(Dataset entries on figures)
◆ ◆ ◆ ◆ ◆ ◆ ◆
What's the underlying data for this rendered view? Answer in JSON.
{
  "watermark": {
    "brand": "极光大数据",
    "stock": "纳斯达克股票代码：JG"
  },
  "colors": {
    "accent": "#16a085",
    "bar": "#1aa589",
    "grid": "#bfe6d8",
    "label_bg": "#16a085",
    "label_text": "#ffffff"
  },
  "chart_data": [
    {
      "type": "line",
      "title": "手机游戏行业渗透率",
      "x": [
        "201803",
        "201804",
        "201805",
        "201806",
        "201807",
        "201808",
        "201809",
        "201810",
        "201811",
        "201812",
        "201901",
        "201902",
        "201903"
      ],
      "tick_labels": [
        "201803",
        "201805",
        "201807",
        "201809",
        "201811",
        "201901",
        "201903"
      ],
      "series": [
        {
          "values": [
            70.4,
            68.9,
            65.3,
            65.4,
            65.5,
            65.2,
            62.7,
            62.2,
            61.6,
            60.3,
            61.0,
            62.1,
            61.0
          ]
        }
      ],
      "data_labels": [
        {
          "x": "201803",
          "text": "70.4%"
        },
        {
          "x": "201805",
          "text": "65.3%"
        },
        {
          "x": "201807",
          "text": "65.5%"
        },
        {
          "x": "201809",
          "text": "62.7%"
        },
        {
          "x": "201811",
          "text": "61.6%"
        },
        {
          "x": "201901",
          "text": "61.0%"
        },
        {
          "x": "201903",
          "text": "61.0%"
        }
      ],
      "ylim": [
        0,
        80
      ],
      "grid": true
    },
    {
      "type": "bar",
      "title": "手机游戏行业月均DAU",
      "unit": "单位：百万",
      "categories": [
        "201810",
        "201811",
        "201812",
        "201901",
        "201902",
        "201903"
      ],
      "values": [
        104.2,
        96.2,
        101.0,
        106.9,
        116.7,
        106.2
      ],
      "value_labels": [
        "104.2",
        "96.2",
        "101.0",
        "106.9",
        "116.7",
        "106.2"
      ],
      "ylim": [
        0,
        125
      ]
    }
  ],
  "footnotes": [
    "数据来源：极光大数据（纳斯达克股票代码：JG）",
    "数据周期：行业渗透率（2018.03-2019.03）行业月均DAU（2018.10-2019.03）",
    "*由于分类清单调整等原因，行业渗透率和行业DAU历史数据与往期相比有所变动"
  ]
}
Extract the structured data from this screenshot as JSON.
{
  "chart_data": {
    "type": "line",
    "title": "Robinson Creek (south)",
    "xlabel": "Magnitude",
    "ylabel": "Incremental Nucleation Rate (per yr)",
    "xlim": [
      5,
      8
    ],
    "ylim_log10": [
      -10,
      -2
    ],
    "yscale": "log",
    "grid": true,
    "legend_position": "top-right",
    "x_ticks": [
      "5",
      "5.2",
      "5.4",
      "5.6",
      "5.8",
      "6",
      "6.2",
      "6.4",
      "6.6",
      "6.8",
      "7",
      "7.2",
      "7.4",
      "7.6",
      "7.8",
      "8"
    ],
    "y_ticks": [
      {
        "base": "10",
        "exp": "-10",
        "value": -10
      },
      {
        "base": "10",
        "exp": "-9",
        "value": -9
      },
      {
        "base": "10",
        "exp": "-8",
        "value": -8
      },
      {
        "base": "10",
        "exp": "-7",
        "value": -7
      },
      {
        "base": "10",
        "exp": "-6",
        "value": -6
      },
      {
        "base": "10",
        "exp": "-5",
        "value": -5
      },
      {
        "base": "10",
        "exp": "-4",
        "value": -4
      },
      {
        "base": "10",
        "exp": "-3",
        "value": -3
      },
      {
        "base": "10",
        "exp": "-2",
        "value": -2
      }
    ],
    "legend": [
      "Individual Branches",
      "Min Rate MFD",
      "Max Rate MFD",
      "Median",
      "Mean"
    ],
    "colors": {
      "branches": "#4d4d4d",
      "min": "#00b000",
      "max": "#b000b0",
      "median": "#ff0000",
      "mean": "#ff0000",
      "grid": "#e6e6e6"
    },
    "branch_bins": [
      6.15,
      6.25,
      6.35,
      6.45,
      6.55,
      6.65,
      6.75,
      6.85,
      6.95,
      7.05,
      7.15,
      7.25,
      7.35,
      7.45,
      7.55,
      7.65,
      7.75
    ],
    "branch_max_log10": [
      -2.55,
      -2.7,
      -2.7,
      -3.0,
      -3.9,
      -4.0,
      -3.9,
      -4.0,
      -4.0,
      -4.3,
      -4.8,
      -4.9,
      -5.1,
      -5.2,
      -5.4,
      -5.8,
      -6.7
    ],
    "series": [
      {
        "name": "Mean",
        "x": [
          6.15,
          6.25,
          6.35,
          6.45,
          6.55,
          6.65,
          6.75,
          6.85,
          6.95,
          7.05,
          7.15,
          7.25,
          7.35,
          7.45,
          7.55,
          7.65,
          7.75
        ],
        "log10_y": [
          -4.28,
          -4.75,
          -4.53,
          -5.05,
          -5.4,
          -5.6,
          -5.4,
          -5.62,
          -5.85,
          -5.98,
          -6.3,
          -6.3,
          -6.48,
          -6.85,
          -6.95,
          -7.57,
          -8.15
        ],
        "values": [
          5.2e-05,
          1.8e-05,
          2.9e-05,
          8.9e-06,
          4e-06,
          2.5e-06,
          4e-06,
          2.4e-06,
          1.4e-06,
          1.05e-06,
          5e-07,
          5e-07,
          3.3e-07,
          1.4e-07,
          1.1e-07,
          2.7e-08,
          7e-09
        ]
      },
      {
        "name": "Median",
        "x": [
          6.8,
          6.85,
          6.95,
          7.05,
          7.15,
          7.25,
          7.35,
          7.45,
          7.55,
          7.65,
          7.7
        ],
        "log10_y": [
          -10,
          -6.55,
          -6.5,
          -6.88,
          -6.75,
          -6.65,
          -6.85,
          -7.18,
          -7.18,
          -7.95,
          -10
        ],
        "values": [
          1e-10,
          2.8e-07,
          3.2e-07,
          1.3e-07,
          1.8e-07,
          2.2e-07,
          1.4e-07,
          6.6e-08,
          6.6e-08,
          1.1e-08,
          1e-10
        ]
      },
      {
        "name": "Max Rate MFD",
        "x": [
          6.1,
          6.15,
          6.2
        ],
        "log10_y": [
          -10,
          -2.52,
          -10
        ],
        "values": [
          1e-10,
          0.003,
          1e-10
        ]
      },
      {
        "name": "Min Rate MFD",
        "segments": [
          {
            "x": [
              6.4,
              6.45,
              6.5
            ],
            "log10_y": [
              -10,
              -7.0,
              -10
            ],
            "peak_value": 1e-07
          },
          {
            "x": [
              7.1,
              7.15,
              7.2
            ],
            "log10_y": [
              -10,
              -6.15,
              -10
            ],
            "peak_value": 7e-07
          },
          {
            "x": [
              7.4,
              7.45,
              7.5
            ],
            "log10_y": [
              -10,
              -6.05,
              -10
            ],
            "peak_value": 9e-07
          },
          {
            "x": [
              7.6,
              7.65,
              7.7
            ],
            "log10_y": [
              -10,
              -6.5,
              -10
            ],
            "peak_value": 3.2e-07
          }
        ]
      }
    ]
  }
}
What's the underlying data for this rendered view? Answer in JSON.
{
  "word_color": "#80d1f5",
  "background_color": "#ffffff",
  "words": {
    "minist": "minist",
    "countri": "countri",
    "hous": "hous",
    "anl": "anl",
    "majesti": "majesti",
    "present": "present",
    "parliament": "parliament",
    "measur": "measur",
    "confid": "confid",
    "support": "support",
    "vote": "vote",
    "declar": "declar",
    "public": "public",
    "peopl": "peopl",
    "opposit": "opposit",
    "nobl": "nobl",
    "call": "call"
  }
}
◆ ◆ ◆ ◆ ◆ ◆ ◆
- [OBJECTIVE]:
Write the data out again in full and exactly.

- [SOLVED PROBLEM]:
What's the underlying data for this rendered view? Answer in JSON.
{
  "watermark": {
    "brand": "极光大数据",
    "stock": "纳斯达克股票代码：JG"
  },
  "colors": {
    "accent": "#16a085",
    "bar": "#1aa589",
    "grid": "#bfe6d8",
    "label_bg": "#16a085",
    "label_text": "#ffffff"
  },
  "chart_data": [
    {
      "type": "line",
      "title": "手机游戏行业渗透率",
      "x": [
        "201803",
        "201804",
        "201805",
        "201806",
        "201807",
        "201808",
        "201809",
        "201810",
        "201811",
        "201812",
        "201901",
        "201902",
        "201903"
      ],
      "tick_labels": [
        "201803",
        "201805",
        "201807",
        "201809",
        "201811",
        "201901",
        "201903"
      ],
      "series": [
        {
          "values": [
            70.4,
            68.9,
            65.3,
            65.4,
            65.5,
            65.2,
            62.7,
            62.2,
            61.6,
            60.3,
            61.0,
            62.1,
            61.0
          ]
        }
      ],
      "data_labels": [
        {
          "x": "201803",
          "text": "70.4%"
        },
        {
          "x": "201805",
          "text": "65.3%"
        },
        {
          "x": "201807",
          "text": "65.5%"
        },
        {
          "x": "201809",
          "text": "62.7%"
        },
        {
          "x": "201811",
          "text": "61.6%"
        },
        {
          "x": "201901",
          "text": "61.0%"
        },
        {
          "x": "201903",
          "text": "61.0%"
        }
      ],
      "ylim": [
        0,
        80
      ],
      "grid": true
    },
    {
      "type": "bar",
      "title": "手机游戏行业月均DAU",
      "unit": "单位：百万",
      "categories": [
        "201810",
        "201811",
        "201812",
        "201901",
        "201902",
        "201903"
      ],
      "values": [
        104.2,
        96.2,
        101.0,
        106.9,
        116.7,
        106.2
      ],
      "value_labels": [
        "104.2",
        "96.2",
        "101.0",
        "106.9",
        "116.7",
        "106.2"
      ],
      "ylim": [
        0,
        125
      ]
    }
  ],
  "footnotes": [
    "数据来源：极光大数据（纳斯达克股票代码：JG）",
    "数据周期：行业渗透率（2018.03-2019.03）行业月均DAU（2018.10-2019.03）",
    "*由于分类清单调整等原因，行业渗透率和行业DAU历史数据与往期相比有所变动"
  ]
}
Extract the structured data from this screenshot as JSON.
{
  "chart_data": {
    "type": "line",
    "title": "Robinson Creek (south)",
    "xlabel": "Magnitude",
    "ylabel": "Incremental Nucleation Rate (per yr)",
    "xlim": [
      5,
      8
    ],
    "ylim_log10": [
      -10,
      -2
    ],
    "yscale": "log",
    "grid": true,
    "legend_position": "top-right",
    "x_ticks": [
      "5",
      "5.2",
      "5.4",
      "5.6",
      "5.8",
      "6",
      "6.2",
      "6.4",
      "6.6",
      "6.8",
      "7",
      "7.2",
      "7.4",
      "7.6",
      "7.8",
      "8"
    ],
    "y_ticks": [
      {
        "base": "10",
        "exp": "-10",
        "value": -10
      },
      {
        "base": "10",
        "exp": "-9",
        "value": -9
      },
      {
        "base": "10",
        "exp": "-8",
        "value": -8
      },
      {
        "base": "10",
        "exp": "-7",
        "value": -7
      },
      {
        "base": "10",
        "exp": "-6",
        "value": -6
      },
      {
        "base": "10",
        "exp": "-5",
        "value": -5
      },
      {
        "base": "10",
        "exp": "-4",
        "value": -4
      },
      {
        "base": "10",
        "exp": "-3",
        "value": -3
      },
      {
        "base": "10",
        "exp": "-2",
        "value": -2
      }
    ],
    "legend": [
      "Individual Branches",
      "Min Rate MFD",
      "Max Rate MFD",
      "Median",
      "Mean"
    ],
    "colors": {
      "branches": "#4d4d4d",
      "min": "#00b000",
      "max": "#b000b0",
      "median": "#ff0000",
      "mean": "#ff0000",
      "grid": "#e6e6e6"
    },
    "branch_bins": [
      6.15,
      6.25,
      6.35,
      6.45,
      6.55,
      6.65,
      6.75,
      6.85,
      6.95,
      7.05,
      7.15,
      7.25,
      7.35,
      7.45,
      7.55,
      7.65,
      7.75
    ],
    "branch_max_log10": [
      -2.55,
      -2.7,
      -2.7,
      -3.0,
      -3.9,
      -4.0,
      -3.9,
      -4.0,
      -4.0,
      -4.3,
      -4.8,
      -4.9,
      -5.1,
      -5.2,
      -5.4,
      -5.8,
      -6.7
    ],
    "series": [
      {
        "name": "Mean",
        "x": [
          6.15,
          6.25,
          6.35,
          6.45,
          6.55,
          6.65,
          6.75,
          6.85,
          6.95,
          7.05,
          7.15,
          7.25,
          7.35,
          7.45,
          7.55,
          7.65,
          7.75
        ],
        "log10_y": [
          -4.28,
          -4.75,
          -4.53,
          -5.05,
          -5.4,
          -5.6,
          -5.4,
          -5.62,
          -5.85,
          -5.98,
          -6.3,
          -6.3,
          -6.48,
          -6.85,
          -6.95,
          -7.57,
          -8.15
        ],
        "values": [
          5.2e-05,
          1.8e-05,
          2.9e-05,
          8.9e-06,
          4e-06,
          2.5e-06,
          4e-06,
          2.4e-06,
          1.4e-06,
          1.05e-06,
          5e-07,
          5e-07,
          3.3e-07,
          1.4e-07,
          1.1e-07,
          2.7e-08,
          7e-09
        ]
      },
      {
        "name": "Median",
        "x": [
          6.8,
          6.85,
          6.95,
          7.05,
          7.15,
          7.25,
          7.35,
          7.45,
          7.55,
          7.65,
          7.7
        ],
        "log10_y": [
          -10,
          -6.55,
          -6.5,
          -6.88,
          -6.75,
          -6.65,
          -6.85,
          -7.18,
          -7.18,
          -7.95,
          -10
        ],
        "values": [
          1e-10,
          2.8e-07,
          3.2e-07,
          1.3e-07,
          1.8e-07,
          2.2e-07,
          1.4e-07,
          6.6e-08,
          6.6e-08,
          1.1e-08,
          1e-10
        ]
      },
      {
        "name": "Max Rate MFD",
        "x": [
          6.1,
          6.15,
          6.2
        ],
        "log10_y": [
          -10,
          -2.52,
          -10
        ],
        "values": [
          1e-10,
          0.003,
          1e-10
        ]
      },
      {
        "name": "Min Rate MFD",
        "segments": [
          {
            "x": [
              6.4,
              6.45,
              6.5
            ],
            "log10_y": [
              -10,
              -7.0,
              -10
            ],
            "peak_value": 1e-07
          },
          {
            "x": [
              7.1,
              7.15,
              7.2
            ],
            "log10_y": [
              -10,
              -6.15,
              -10
            ],
            "peak_value": 7e-07
          },
          {
            "x": [
              7.4,
              7.45,
              7.5
            ],
            "log10_y": [
              -10,
              -6.05,
              -10
            ],
            "peak_value": 9e-07
          },
          {
            "x": [
              7.6,
              7.65,
              7.7
            ],
            "log10_y": [
              -10,
              -6.5,
              -10
            ],
            "peak_value": 3.2e-07
          }
        ]
      }
    ]
  }
}
What's the underlying data for this rendered view? Answer in JSON.
{
  "word_color": "#80d1f5",
  "background_color": "#ffffff",
  "words": {
    "minist": "minist",
    "countri": "countri",
    "hous": "hous",
    "anl": "anl",
    "majesti": "majesti",
    "present": "present",
    "parliament": "parliament",
    "measur": "measur",
    "confid": "confid",
    "support": "support",
    "vote": "vote",
    "declar": "declar",
    "public": "public",
    "peopl": "peopl",
    "opposit": "opposit",
    "nobl": "nobl",
    "call": "call"
  }
}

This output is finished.